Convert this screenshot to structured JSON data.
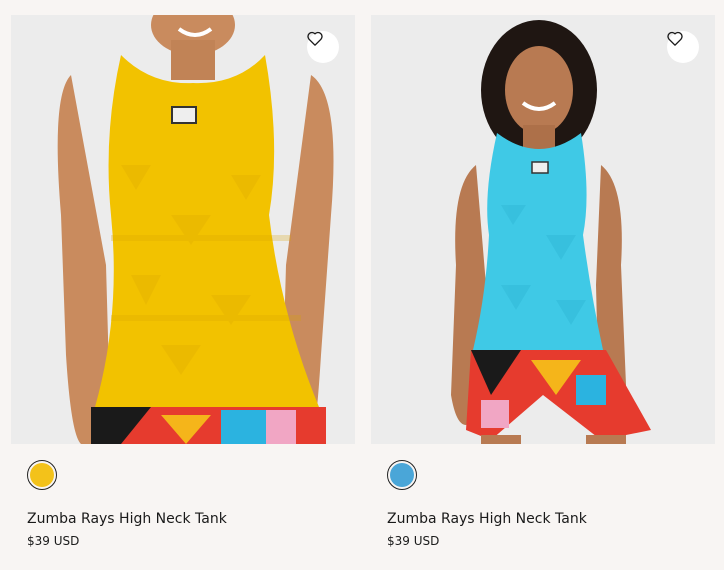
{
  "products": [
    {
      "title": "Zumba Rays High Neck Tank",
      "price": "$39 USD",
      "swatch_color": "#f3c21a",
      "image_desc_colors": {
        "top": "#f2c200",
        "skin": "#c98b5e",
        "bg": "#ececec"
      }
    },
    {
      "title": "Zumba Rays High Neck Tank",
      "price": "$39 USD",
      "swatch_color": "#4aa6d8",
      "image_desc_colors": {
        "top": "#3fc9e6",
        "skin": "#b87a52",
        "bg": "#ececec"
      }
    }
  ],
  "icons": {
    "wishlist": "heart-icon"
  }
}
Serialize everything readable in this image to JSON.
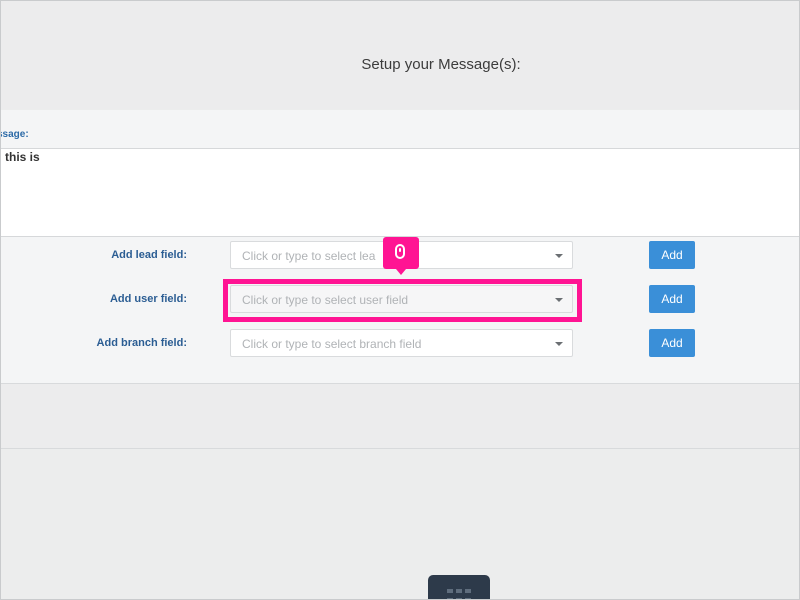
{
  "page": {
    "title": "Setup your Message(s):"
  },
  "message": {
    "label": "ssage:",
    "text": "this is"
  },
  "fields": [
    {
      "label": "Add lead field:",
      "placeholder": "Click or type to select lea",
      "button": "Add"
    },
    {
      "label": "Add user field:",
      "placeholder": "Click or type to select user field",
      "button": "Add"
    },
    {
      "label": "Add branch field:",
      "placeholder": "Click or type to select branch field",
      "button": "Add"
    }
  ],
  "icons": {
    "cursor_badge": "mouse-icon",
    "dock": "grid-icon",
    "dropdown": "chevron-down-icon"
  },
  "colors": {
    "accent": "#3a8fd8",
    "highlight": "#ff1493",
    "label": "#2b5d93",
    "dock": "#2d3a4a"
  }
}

### [Aim]
Give the entries again without a single change, but with no pictures.

### [Solution]
Convert this screenshot to structured JSON data.
{
  "products": [
    {
      "title": "Zumba Rays High Neck Tank",
      "price": "$39 USD",
      "swatch_color": "#f3c21a",
      "image_desc_colors": {
        "top": "#f2c200",
        "skin": "#c98b5e",
        "bg": "#ececec"
      }
    },
    {
      "title": "Zumba Rays High Neck Tank",
      "price": "$39 USD",
      "swatch_color": "#4aa6d8",
      "image_desc_colors": {
        "top": "#3fc9e6",
        "skin": "#b87a52",
        "bg": "#ececec"
      }
    }
  ],
  "icons": {
    "wishlist": "heart-icon"
  }
}
Serialize everything readable in this image to JSON.
{
  "page": {
    "title": "Setup your Message(s):"
  },
  "message": {
    "label": "ssage:",
    "text": "this is"
  },
  "fields": [
    {
      "label": "Add lead field:",
      "placeholder": "Click or type to select lea",
      "button": "Add"
    },
    {
      "label": "Add user field:",
      "placeholder": "Click or type to select user field",
      "button": "Add"
    },
    {
      "label": "Add branch field:",
      "placeholder": "Click or type to select branch field",
      "button": "Add"
    }
  ],
  "icons": {
    "cursor_badge": "mouse-icon",
    "dock": "grid-icon",
    "dropdown": "chevron-down-icon"
  },
  "colors": {
    "accent": "#3a8fd8",
    "highlight": "#ff1493",
    "label": "#2b5d93",
    "dock": "#2d3a4a"
  }
}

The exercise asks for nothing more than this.